▶ **Stated task**: Print all of the lines exactly. Any picture among them stays out.

▶ **Material for this exercise**:
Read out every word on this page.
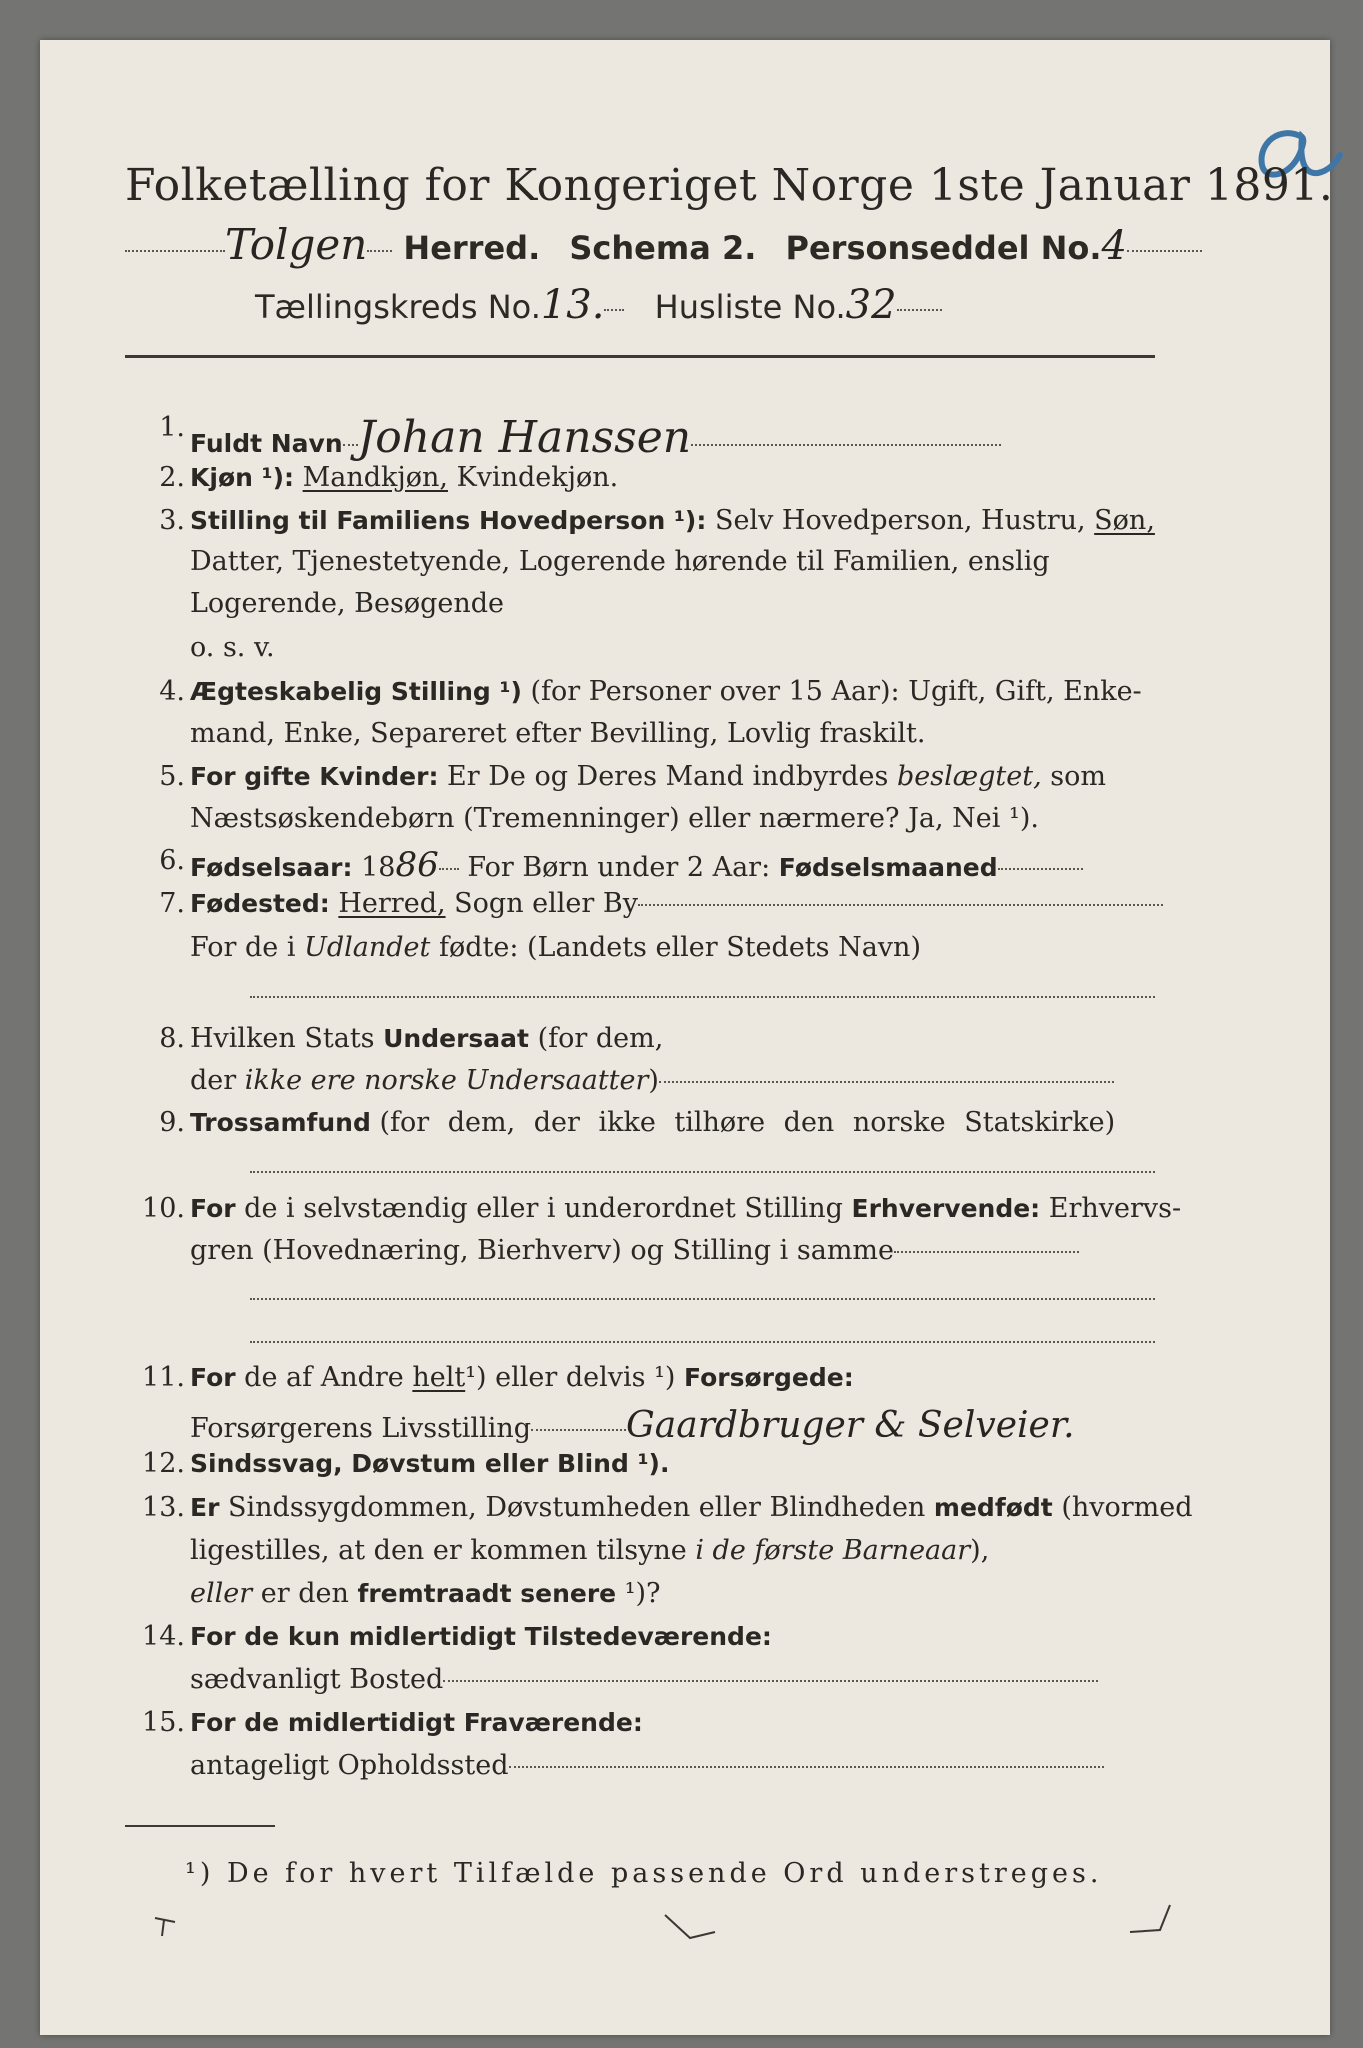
Folketælling for Kongeriget Norge 1ste Januar 1891.
Tolgen Herred. Schema 2. Personseddel No.4
Tællingskreds No.13. Husliste No.32
1.
Fuldt Navn Johan Hanssen
2. Kjøn ¹): Mandkjøn, Kvindekjøn.
3. Stilling til Familiens Hovedperson ¹): Selv Hovedperson, Hustru, Søn,
Datter, Tjenestetyende, Logerende hørende til Familien, enslig
Logerende, Besøgende
o. s. v.
4. Ægteskabelig Stilling ¹) (for Personer over 15 Aar): Ugift, Gift, Enke-
mand, Enke, Separeret efter Bevilling, Lovlig fraskilt.
5. For gifte Kvinder: Er De og Deres Mand indbyrdes beslægtet, som
Næstsøskendebørn (Tremenninger) eller nærmere? Ja, Nei ¹).
6. Fødselsaar: 1886 For Børn under 2 Aar: Fødselsmaaned
7. Fødested: Herred, Sogn eller By
For de i Udlandet fødte: (Landets eller Stedets Navn)
8. Hvilken Stats Undersaat (for dem,
der ikke ere norske Undersaatter)
9. Trossamfund (for dem, der ikke tilhøre den norske Statskirke)
10. For de i selvstændig eller i underordnet Stilling Erhvervende: Erhvervs-
gren (Hovednæring, Bierhverv) og Stilling i samme
11. For de af Andre helt¹) eller delvis ¹) Forsørgede:
Forsørgerens Livsstilling	Gaardbruger & Selveier.
12. Sindssvag, Døvstum eller Blind ¹).
13. Er Sindssygdommen, Døvstumheden eller Blindheden medfødt (hvormed
ligestilles, at den er kommen tilsyne i de første Barneaar),
eller er den fremtraadt senere ¹)?
14. For de kun midlertidigt Tilstedeværende:
sædvanligt Bosted
15. For de midlertidigt Fraværende:
antageligt Opholdssted
¹) De for hvert Tilfælde passende Ord understreges.
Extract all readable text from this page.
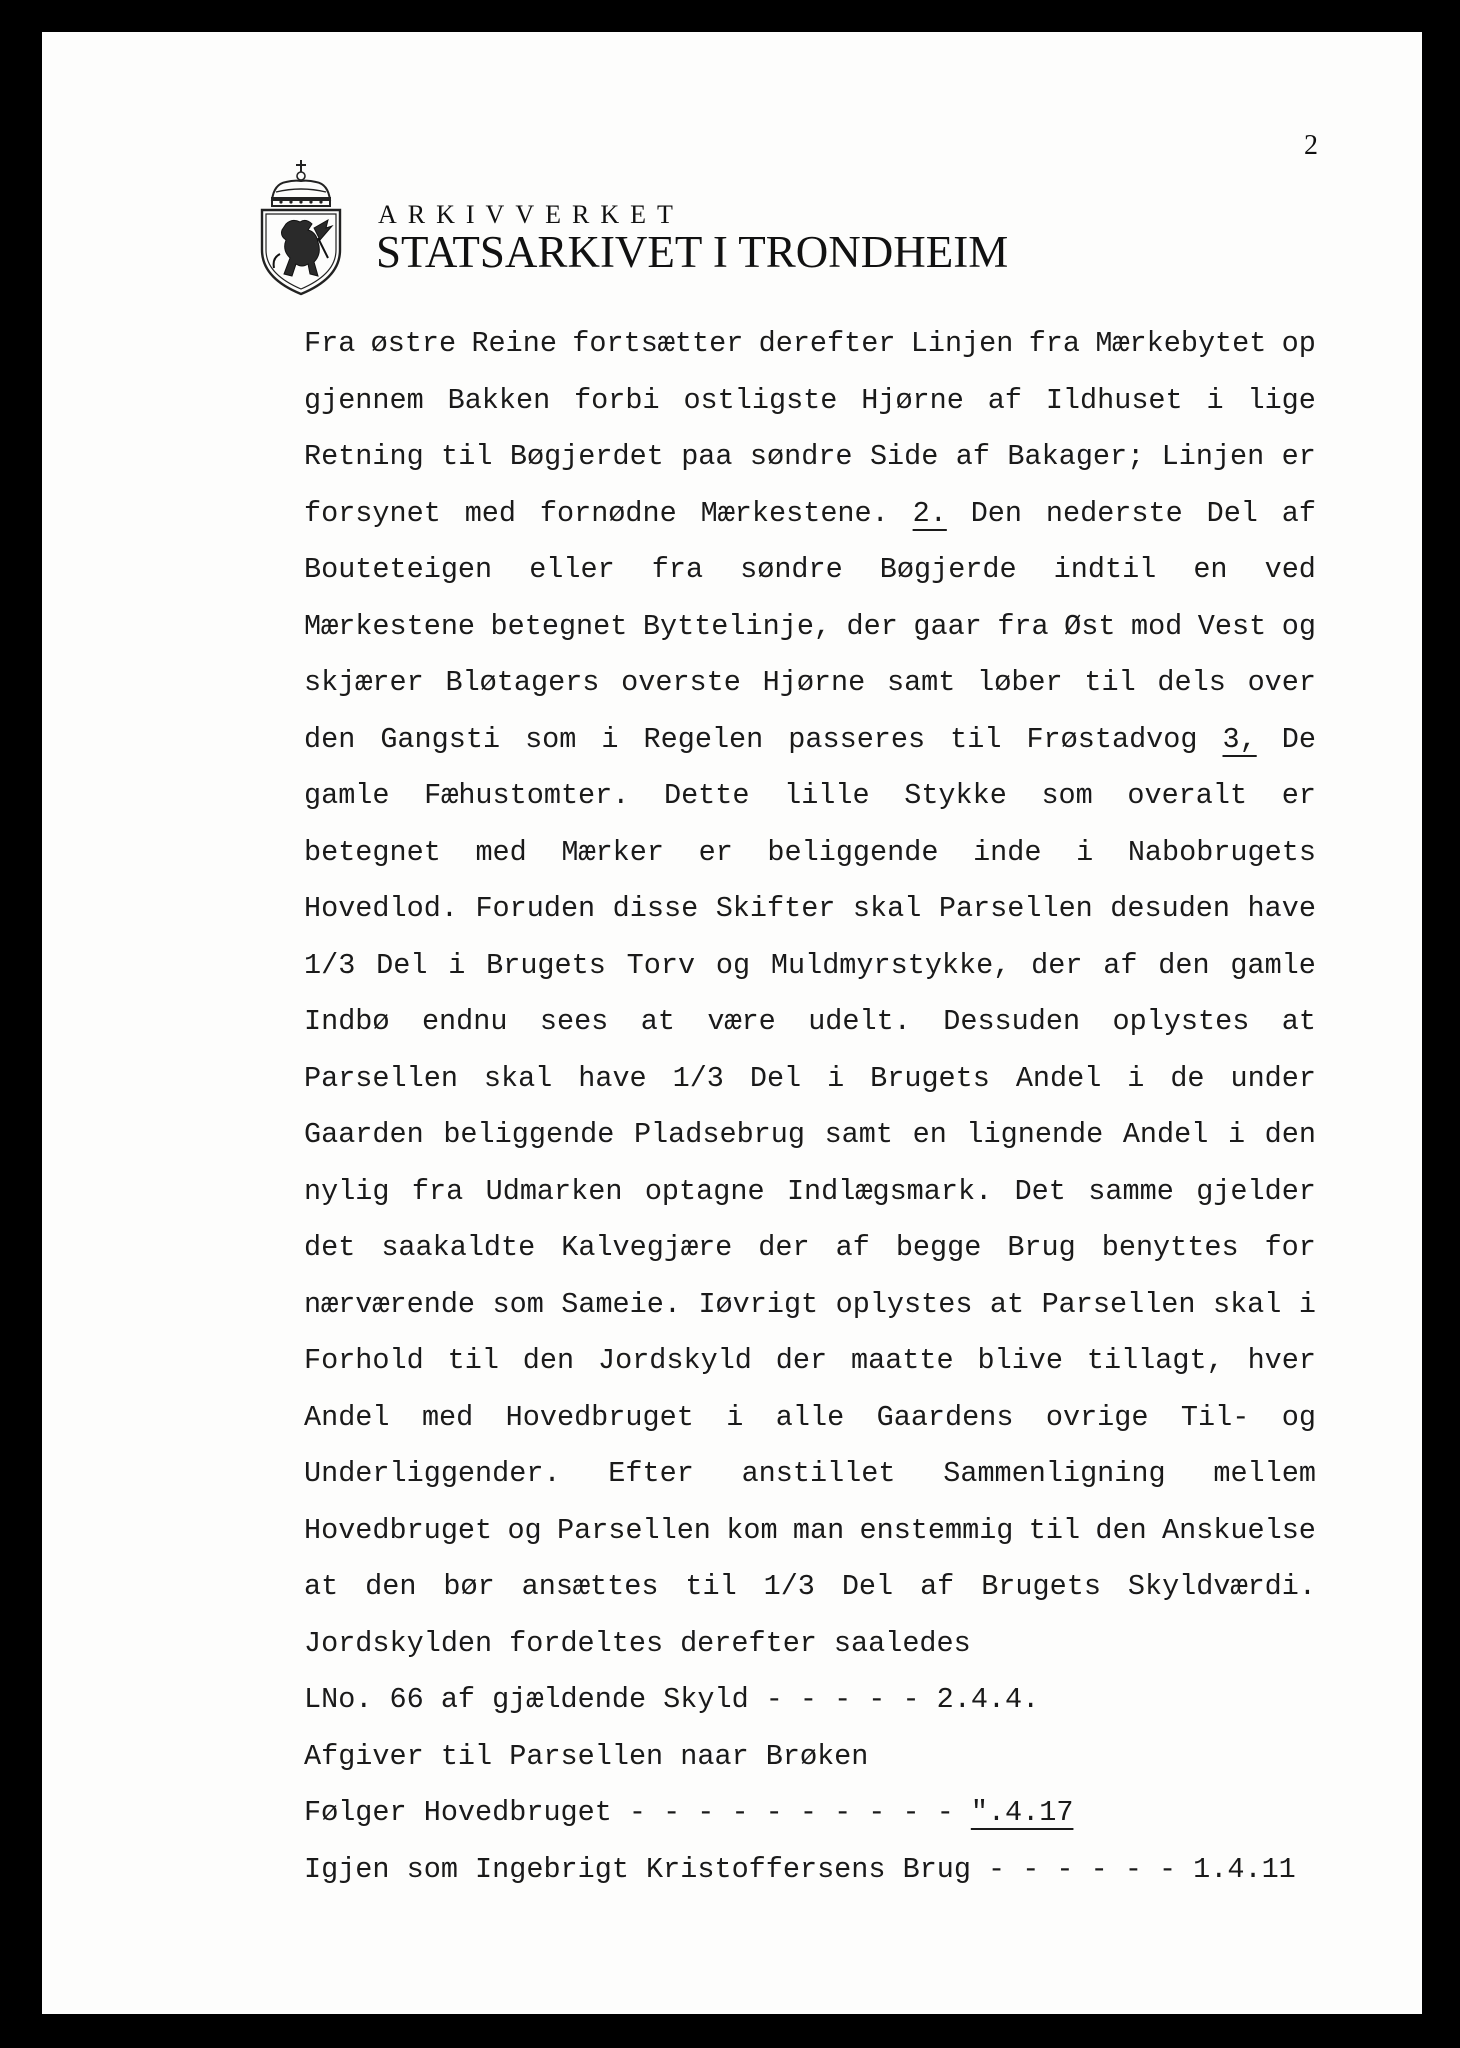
2
ARKIVVERKET
STATSARKIVET I TRONDHEIM
Fra østre Reine fortsætter derefter Linjen fra Mærkebytet op
gjennem Bakken forbi ostligste Hjørne af Ildhuset i lige
Retning til Bøgjerdet paa søndre Side af Bakager; Linjen er
forsynet med fornødne Mærkestene. 2. Den nederste Del af
Bouteteigen eller fra søndre Bøgjerde indtil en ved
Mærkestene betegnet Byttelinje, der gaar fra Øst mod Vest og
skjærer Bløtagers overste Hjørne samt løber til dels over
den Gangsti som i Regelen passeres til Frøstadvog 3, De
gamle Fæhustomter. Dette lille Stykke som overalt er
betegnet med Mærker er beliggende inde i Nabobrugets
Hovedlod. Foruden disse Skifter skal Parsellen desuden have
1/3 Del i Brugets Torv og Muldmyrstykke, der af den gamle
Indbø endnu sees at være udelt. Dessuden oplystes at
Parsellen skal have 1/3 Del i Brugets Andel i de under
Gaarden beliggende Pladsebrug samt en lignende Andel i den
nylig fra Udmarken optagne Indlægsmark. Det samme gjelder
det saakaldte Kalvegjære der af begge Brug benyttes for
nærværende som Sameie. Iøvrigt oplystes at Parsellen skal i
Forhold til den Jordskyld der maatte blive tillagt, hver
Andel med Hovedbruget i alle Gaardens ovrige Til- og
Underliggender. Efter anstillet Sammenligning mellem
Hovedbruget og Parsellen kom man enstemmig til den Anskuelse
at den bør ansættes til 1/3 Del af Brugets Skyldværdi.
Jordskylden fordeltes derefter saaledes
LNo. 66 af gjældende Skyld - - - - - 2.4.4.
Afgiver til Parsellen naar Brøken
Følger Hovedbruget - - - - - - - - - - ".4.17
Igjen som Ingebrigt Kristoffersens Brug - - - - - - 1.4.11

▶ **Exercise solution**:
Read out every word on this page.
Folketælling for Kongeriget Norge 1ste Januar 1891.
Tolgen Herred. Schema 2. Personseddel No.4
Tællingskreds No.13. Husliste No.32
1.
Fuldt Navn Johan Hanssen
2. Kjøn ¹): Mandkjøn, Kvindekjøn.
3. Stilling til Familiens Hovedperson ¹): Selv Hovedperson, Hustru, Søn,
Datter, Tjenestetyende, Logerende hørende til Familien, enslig
Logerende, Besøgende
o. s. v.
4. Ægteskabelig Stilling ¹) (for Personer over 15 Aar): Ugift, Gift, Enke-
mand, Enke, Separeret efter Bevilling, Lovlig fraskilt.
5. For gifte Kvinder: Er De og Deres Mand indbyrdes beslægtet, som
Næstsøskendebørn (Tremenninger) eller nærmere? Ja, Nei ¹).
6. Fødselsaar: 1886 For Børn under 2 Aar: Fødselsmaaned
7. Fødested: Herred, Sogn eller By
For de i Udlandet fødte: (Landets eller Stedets Navn)
8. Hvilken Stats Undersaat (for dem,
der ikke ere norske Undersaatter)
9. Trossamfund (for dem, der ikke tilhøre den norske Statskirke)
10. For de i selvstændig eller i underordnet Stilling Erhvervende: Erhvervs-
gren (Hovednæring, Bierhverv) og Stilling i samme
11. For de af Andre helt¹) eller delvis ¹) Forsørgede:
Forsørgerens Livsstilling	Gaardbruger & Selveier.
12. Sindssvag, Døvstum eller Blind ¹).
13. Er Sindssygdommen, Døvstumheden eller Blindheden medfødt (hvormed
ligestilles, at den er kommen tilsyne i de første Barneaar),
eller er den fremtraadt senere ¹)?
14. For de kun midlertidigt Tilstedeværende:
sædvanligt Bosted
15. For de midlertidigt Fraværende:
antageligt Opholdssted
¹) De for hvert Tilfælde passende Ord understreges.
Extract all readable text from this page.
2
ARKIVVERKET
STATSARKIVET I TRONDHEIM
Fra østre Reine fortsætter derefter Linjen fra Mærkebytet op
gjennem Bakken forbi ostligste Hjørne af Ildhuset i lige
Retning til Bøgjerdet paa søndre Side af Bakager; Linjen er
forsynet med fornødne Mærkestene. 2. Den nederste Del af
Bouteteigen eller fra søndre Bøgjerde indtil en ved
Mærkestene betegnet Byttelinje, der gaar fra Øst mod Vest og
skjærer Bløtagers overste Hjørne samt løber til dels over
den Gangsti som i Regelen passeres til Frøstadvog 3, De
gamle Fæhustomter. Dette lille Stykke som overalt er
betegnet med Mærker er beliggende inde i Nabobrugets
Hovedlod. Foruden disse Skifter skal Parsellen desuden have
1/3 Del i Brugets Torv og Muldmyrstykke, der af den gamle
Indbø endnu sees at være udelt. Dessuden oplystes at
Parsellen skal have 1/3 Del i Brugets Andel i de under
Gaarden beliggende Pladsebrug samt en lignende Andel i den
nylig fra Udmarken optagne Indlægsmark. Det samme gjelder
det saakaldte Kalvegjære der af begge Brug benyttes for
nærværende som Sameie. Iøvrigt oplystes at Parsellen skal i
Forhold til den Jordskyld der maatte blive tillagt, hver
Andel med Hovedbruget i alle Gaardens ovrige Til- og
Underliggender. Efter anstillet Sammenligning mellem
Hovedbruget og Parsellen kom man enstemmig til den Anskuelse
at den bør ansættes til 1/3 Del af Brugets Skyldværdi.
Jordskylden fordeltes derefter saaledes
LNo. 66 af gjældende Skyld - - - - - 2.4.4.
Afgiver til Parsellen naar Brøken
Følger Hovedbruget - - - - - - - - - - ".4.17
Igjen som Ingebrigt Kristoffersens Brug - - - - - - 1.4.11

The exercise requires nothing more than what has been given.